**TASK DIRECTIONS**
Return all of the data exactly, with nothing left out but the pictures.

**DATASET RECORDS**
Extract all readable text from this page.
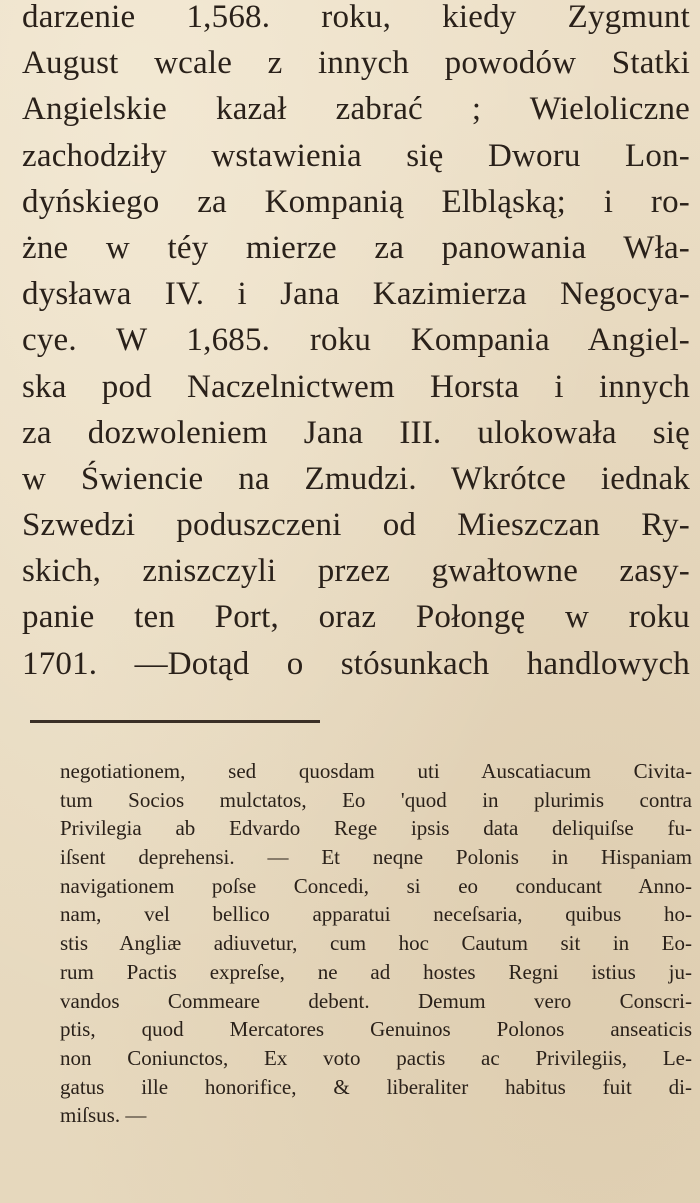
darzenie 1,568. roku, kiedy Zygmunt
August wcale z innych powodów Statki
Angielskie kazał zabrać ; Wieloliczne
zachodziły wstawienia się Dworu Lon-
dyńskiego za Kompanią Elbląską; i ro-
żne w téy mierze za panowania Wła-
dysława IV. i Jana Kazimierza Negocya-
cye. W 1,685. roku Kompania Angiel-
ska pod Naczelnictwem Horsta i innych
za dozwoleniem Jana III. ulokowała się
w Świencie na Zmudzi. Wkrótce iednak
Szwedzi poduszczeni od Mieszczan Ry-
skich, zniszczyli przez gwałtowne zasy-
panie ten Port, oraz Połongę w roku
1701. —Dotąd o stósunkach handlowych
negotiationem, sed quosdam uti Auscatiacum Civita-
tum Socios mulctatos, Eo 'quod in plurimis contra
Privilegia ab Edvardo Rege ipsis data deliquiſse fu-
iſsent deprehensi. — Et neqne Polonis in Hispaniam
navigationem poſse Concedi, si eo conducant Anno-
nam, vel bellico apparatui neceſsaria, quibus ho-
stis Angliæ adiuvetur, cum hoc Cautum sit in Eo-
rum Pactis expreſse, ne ad hostes Regni istius ju-
vandos Commeare debent. Demum vero Conscri-
ptis, quod Mercatores Genuinos Polonos anseaticis
non Coniunctos, Ex voto pactis ac Privilegiis, Le-
gatus ille honorifice, & liberaliter habitus fuit di-
miſsus. —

**SOLUTION**
Extract all readable text from this page.
darzenie 1,568. roku, kiedy Zygmunt
August wcale z innych powodów Statki
Angielskie kazał zabrać ; Wieloliczne
zachodziły wstawienia się Dworu Lon-
dyńskiego za Kompanią Elbląską; i ro-
żne w téy mierze za panowania Wła-
dysława IV. i Jana Kazimierza Negocya-
cye. W 1,685. roku Kompania Angiel-
ska pod Naczelnictwem Horsta i innych
za dozwoleniem Jana III. ulokowała się
w Świencie na Zmudzi. Wkrótce iednak
Szwedzi poduszczeni od Mieszczan Ry-
skich, zniszczyli przez gwałtowne zasy-
panie ten Port, oraz Połongę w roku
1701. —Dotąd o stósunkach handlowych
negotiationem, sed quosdam uti Auscatiacum Civita-
tum Socios mulctatos, Eo 'quod in plurimis contra
Privilegia ab Edvardo Rege ipsis data deliquiſse fu-
iſsent deprehensi. — Et neqne Polonis in Hispaniam
navigationem poſse Concedi, si eo conducant Anno-
nam, vel bellico apparatui neceſsaria, quibus ho-
stis Angliæ adiuvetur, cum hoc Cautum sit in Eo-
rum Pactis expreſse, ne ad hostes Regni istius ju-
vandos Commeare debent. Demum vero Conscri-
ptis, quod Mercatores Genuinos Polonos anseaticis
non Coniunctos, Ex voto pactis ac Privilegiis, Le-
gatus ille honorifice, & liberaliter habitus fuit di-
miſsus. —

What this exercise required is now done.